─── TEXT

Around the World in Seventy-Two Days is an 1890 book by journalist Elizabeth Jane Cochrane, writing under her pseudonym, Nellie Bly. The chronicle details her 72-day trip around the world, which was inspired by the 1873 book Around the World in Eighty Days by Jules Verne.  She carried out the journey for Joseph Pulitzer's tabloid newspaper, the New York World.

Journey
In 1888, Bly suggested to her editor at the New York World that she take a trip around the world, attempting to turn the fictional Around the World in Eighty Days into fact for the first time. A year later, at 9:40 a.m. on November 14, 1889, she boarded the Augusta Victoria, a steamer of the Hamburg America Line, and began her  journey with the goal of finishing in 75 days.

She brought with her the dress she was wearing, a sturdy overcoat, several changes of underwear and a small travel bag carrying her toiletry essentials. She carried most of her money (£200 in English bank notes and gold in total as well as some American currency) in a bag tied around her neck.

The New York newspaper Cosmopolitan sponsored its own reporter, Elizabeth Bisland, to beat the time of both Phileas Fogg and Bly. Bisland would travel the opposite way around the world.  Bly, however, did not learn of Bisland’s journey until reaching Hong Kong.  She dismissed the cheap competition. "I would not race," she said.  "If someone else wants to do the trip in less time, that is their concern."

To sustain interest in the story, the World organized a "Bly Guessing Match" in which readers were asked to estimate Bly's arrival time to the second, with the Grand Prize consisting at first of a free trip to Europe and, later on, spending money for the trip.

On her travels around the world, Bly went through England; France, where she met Jules Verne in Amiens; Brindisi in southern Italy; the Suez Canal; Colombo in Ceylon; the Straits Settlements (British territories) of Penang and Singapore on the Malay Peninsula; Hong Kong; and Japan. The development of efficient submarine cable networks and the electric telegraph allowed Bly to send short progress reports, though longer dispatches had to travel by regular post and were thus often delayed by several weeks.

Bly travelled using steamships and the existing railroad systems, which caused occasional setbacks, particularly on the Asian leg of her race. During these stops, she visited a leper colony in China and she bought a monkey in Singapore.

──────
─── DATASET SECTION

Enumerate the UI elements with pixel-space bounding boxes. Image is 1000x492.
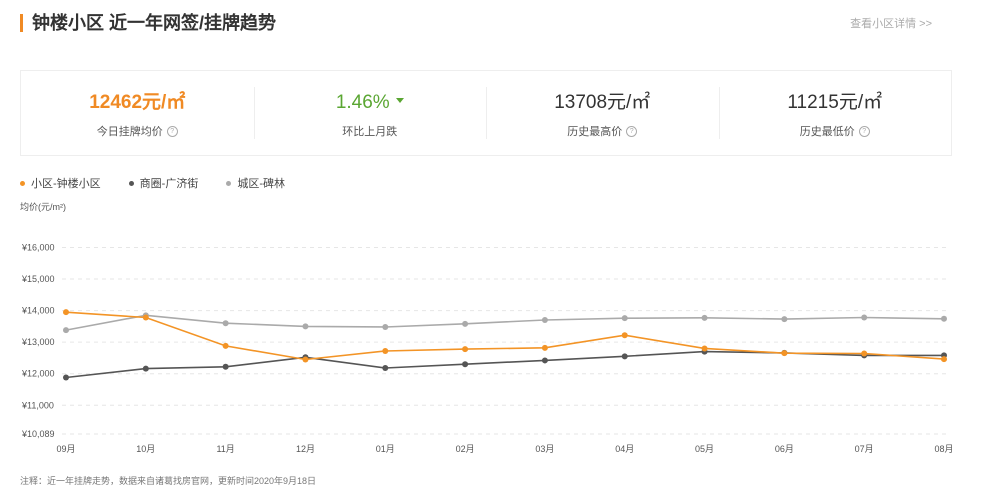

──────

Copy the Nellie Bly text starting with "She brought with" and going on through "around her neck.", putting "winter coat" in place of "overcoat".

She brought with her the dress she was wearing, a sturdy winter coat, several changes of underwear and a small travel bag carrying her toiletry essentials. She carried most of her money (£200 in English bank notes and gold in total as well as some American currency) in a bag tied around her neck.